** begin **

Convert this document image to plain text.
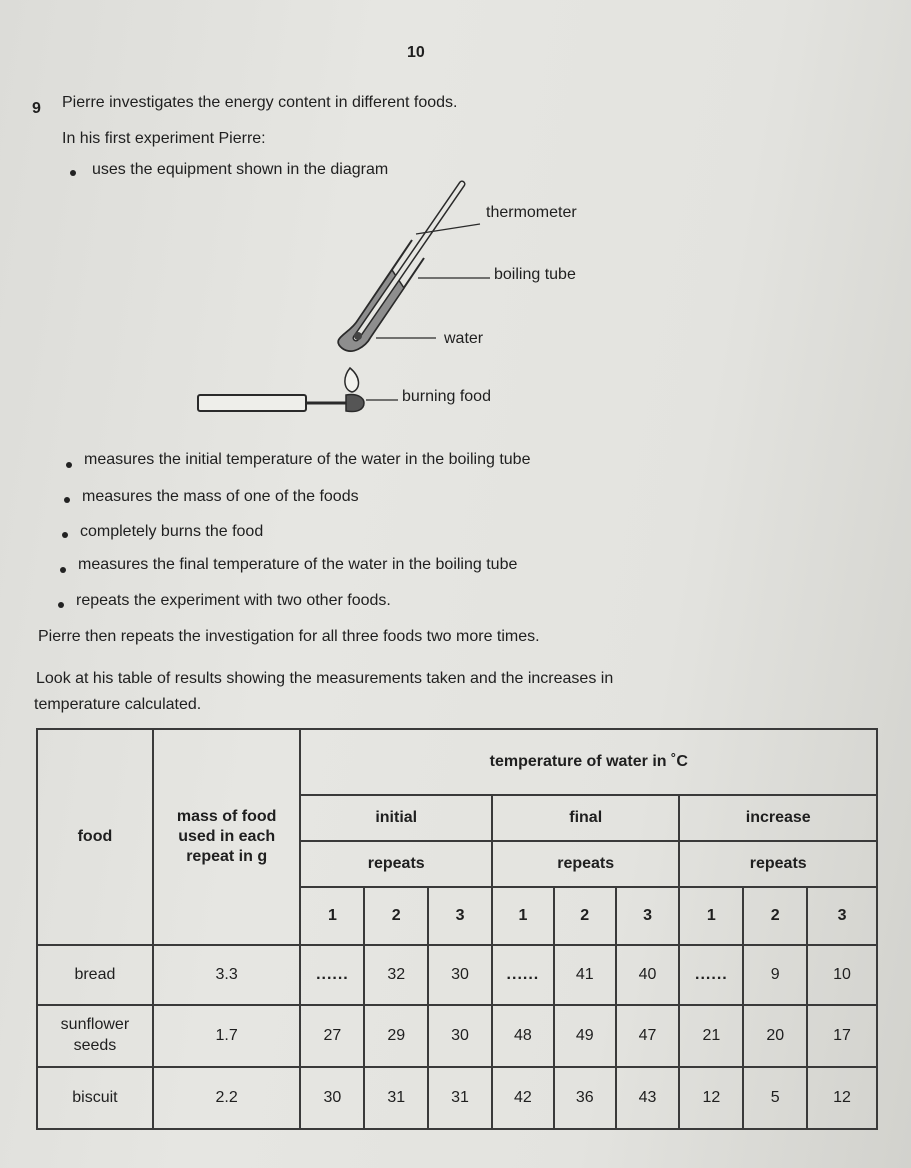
10
9 Pierre investigates the energy content in different foods.
In his first experiment Pierre:
uses the equipment shown in the diagram
thermometer
boiling tube
water
burning food
measures the initial temperature of the water in the boiling tube
measures the mass of one of the foods
completely burns the food
measures the final temperature of the water in the boiling tube
repeats the experiment with two other foods.
Pierre then repeats the investigation for all three foods two more times.
Look at his table of results showing the measurements taken and the increases in
temperature calculated.
food	mass of food used in each repeat in g	temperature of water in ˚C								
		initial			final			increase		
		repeats			repeats			repeats		
		1	2	3	1	2	3	1	2	3
bread	3.3	......	32	30	......	41	40	......	9	10
sunflower seeds	1.7	27	29	30	48	49	47	21	20	17
biscuit	2.2	30	31	31	42	36	43	12	5	12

** end **

» **Written task**
Output all of the data exactly as it stands, minus any images.

» **Response to the exercise**
Convert this document image to plain text.
10
9 Pierre investigates the energy content in different foods.
In his first experiment Pierre:
uses the equipment shown in the diagram
thermometer
boiling tube
water
burning food
measures the initial temperature of the water in the boiling tube
measures the mass of one of the foods
completely burns the food
measures the final temperature of the water in the boiling tube
repeats the experiment with two other foods.
Pierre then repeats the investigation for all three foods two more times.
Look at his table of results showing the measurements taken and the increases in
temperature calculated.
food	mass of food used in each repeat in g	temperature of water in ˚C								
		initial			final			increase		
		repeats			repeats			repeats		
		1	2	3	1	2	3	1	2	3
bread	3.3	......	32	30	......	41	40	......	9	10
sunflower seeds	1.7	27	29	30	48	49	47	21	20	17
biscuit	2.2	30	31	31	42	36	43	12	5	12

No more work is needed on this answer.